** START OF Information supplied **

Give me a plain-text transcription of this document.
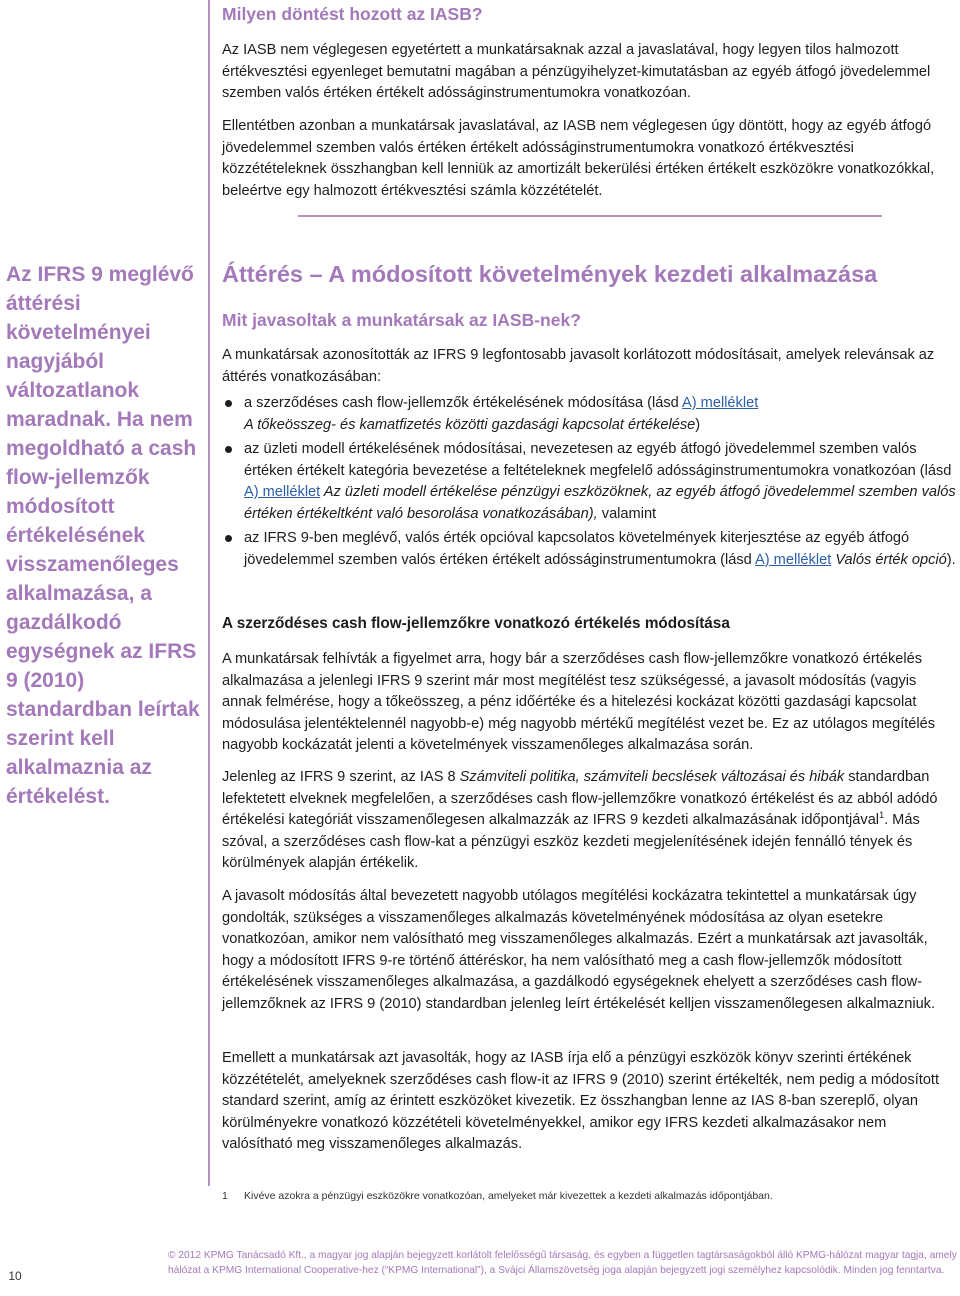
Milyen döntést hozott az IASB?

Az IASB nem véglegesen egyetértett a munkatársaknak azzal a javaslatával, hogy legyen tilos halmozott értékvesztési egyenleget bemutatni magában a pénzügyihelyzet-kimutatásban az egyéb átfogó jövedelemmel szemben valós értéken értékelt adósságinstrumentumokra vonatkozóan.

Ellentétben azonban a munkatársak javaslatával, az IASB nem véglegesen úgy döntött, hogy az egyéb átfogó jövedelemmel szemben valós értéken értékelt adósságinstrumentumokra vonatkozó értékvesztési közzétételeknek összhangban kell lenniük az amortizált bekerülési értéken értékelt eszközökre vonatkozókkal, beleértve egy halmozott értékvesztési számla közzétételét.

Az IFRS 9 meglévő áttérési követelményei nagyjából változatlanok maradnak. Ha nem megoldható a cash flow-jellemzők módosított értékelésének visszamenőleges alkalmazása, a gazdálkodó egységnek az IFRS 9 (2010) standardban leírtak szerint kell alkalmaznia az értékelést.
Áttérés – A módosított követelmények kezdeti alkalmazása
Mit javasoltak a munkatársak az IASB-nek?

A munkatársak azonosították az IFRS 9 legfontosabb javasolt korlátozott módosításait, amelyek relevánsak az áttérés vonatkozásában:

a szerződéses cash flow-jellemzők értékelésének módosítása (lásd A) melléklet
A tőkeösszeg- és kamatfizetés közötti gazdasági kapcsolat értékelése)
az üzleti modell értékelésének módosításai, nevezetesen az egyéb átfogó jövedelemmel szemben valós értéken értékelt kategória bevezetése a feltételeknek megfelelő adósságinstrumentumokra vonatkozóan (lásd A) melléklet Az üzleti modell értékelése pénzügyi eszközöknek, az egyéb átfogó jövedelemmel szemben valós értéken értékeltként való besorolása vonatkozásában), valamint
az IFRS 9-ben meglévő, valós érték opcióval kapcsolatos követelmények kiterjesztése az egyéb átfogó jövedelemmel szemben valós értéken értékelt adósságinstrumentumokra (lásd A) melléklet Valós érték opció).
A szerződéses cash flow-jellemzőkre vonatkozó értékelés módosítása

A munkatársak felhívták a figyelmet arra, hogy bár a szerződéses cash flow-jellemzőkre vonatkozó értékelés alkalmazása a jelenlegi IFRS 9 szerint már most megítélést tesz szükségessé, a javasolt módosítás (vagyis annak felmérése, hogy a tőkeösszeg, a pénz időértéke és a hitelezési kockázat közötti gazdasági kapcsolat módosulása jelentéktelennél nagyobb-e) még nagyobb mértékű megítélést vezet be. Ez az utólagos megítélés nagyobb kockázatát jelenti a követelmények visszamenőleges alkalmazása során.

Jelenleg az IFRS 9 szerint, az IAS 8 Számviteli politika, számviteli becslések változásai és hibák standardban lefektetett elveknek megfelelően, a szerződéses cash flow-jellemzőkre vonatkozó értékelést és az abból adódó értékelési kategóriát visszamenőlegesen alkalmazzák az IFRS 9 kezdeti alkalmazásának időpontjával$^1$. Más szóval, a szerződéses cash flow-kat a pénzügyi eszköz kezdeti megjelenítésének idején fennálló tények és körülmények alapján értékelik.

A javasolt módosítás által bevezetett nagyobb utólagos megítélési kockázatra tekintettel a munkatársak úgy gondolták, szükséges a visszamenőleges alkalmazás követelményének módosítása az olyan esetekre vonatkozóan, amikor nem valósítható meg visszamenőleges alkalmazás. Ezért a munkatársak azt javasolták, hogy a módosított IFRS 9-re történő áttéréskor, ha nem valósítható meg a cash flow-jellemzők módosított értékelésének visszamenőleges alkalmazása, a gazdálkodó egységeknek ehelyett a szerződéses cash flow-jellemzőknek az IFRS 9 (2010) standardban jelenleg leírt értékelését kelljen visszamenőlegesen alkalmazniuk.

Emellett a munkatársak azt javasolták, hogy az IASB írja elő a pénzügyi eszközök könyv szerinti értékének közzétételét, amelyeknek szerződéses cash flow-it az IFRS 9 (2010) szerint értékelték, nem pedig a módosított standard szerint, amíg az érintett eszközöket kivezetik. Ez összhangban lenne az IAS 8-ban szereplő, olyan körülményekre vonatkozó közzétételi követelményekkel, amikor egy IFRS kezdeti alkalmazásakor nem valósítható meg visszamenőleges alkalmazás.

1 Kivéve azokra a pénzügyi eszközökre vonatkozóan, amelyeket már kivezettek a kezdeti alkalmazás időpontjában.
10
© 2012 KPMG Tanácsadó Kft., a magyar jog alapján bejegyzett korlátolt felelősségű társaság, és egyben a független tagtársaságokból álló KPMG-hálózat magyar tagja, amely hálózat a KPMG International Cooperative-hez (“KPMG International”), a Svájci Államszövetség joga alapján bejegyzett jogi személyhez kapcsolódik. Minden jog fenntartva.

** END OF Information supplied **

What you should do:
Gather each line of the records holding the string "melléklet".

Expected answer:
a szerződéses cash flow-jellemzők értékelésének módosítása (lásd A) melléklet
az üzleti modell értékelésének módosításai, nevezetesen az egyéb átfogó jövedelemmel szemben valós értéken értékelt kategória bevezetése a feltételeknek megfelelő adósságinstrumentumokra vonatkozóan (lásd A) melléklet Az üzleti modell értékelése pénzügyi eszközöknek, az egyéb átfogó jövedelemmel szemben valós értéken értékeltként való besorolása vonatkozásában), valamint
az IFRS 9-ben meglévő, valós érték opcióval kapcsolatos követelmények kiterjesztése az egyéb átfogó jövedelemmel szemben valós értéken értékelt adósságinstrumentumokra (lásd A) melléklet Valós érték opció).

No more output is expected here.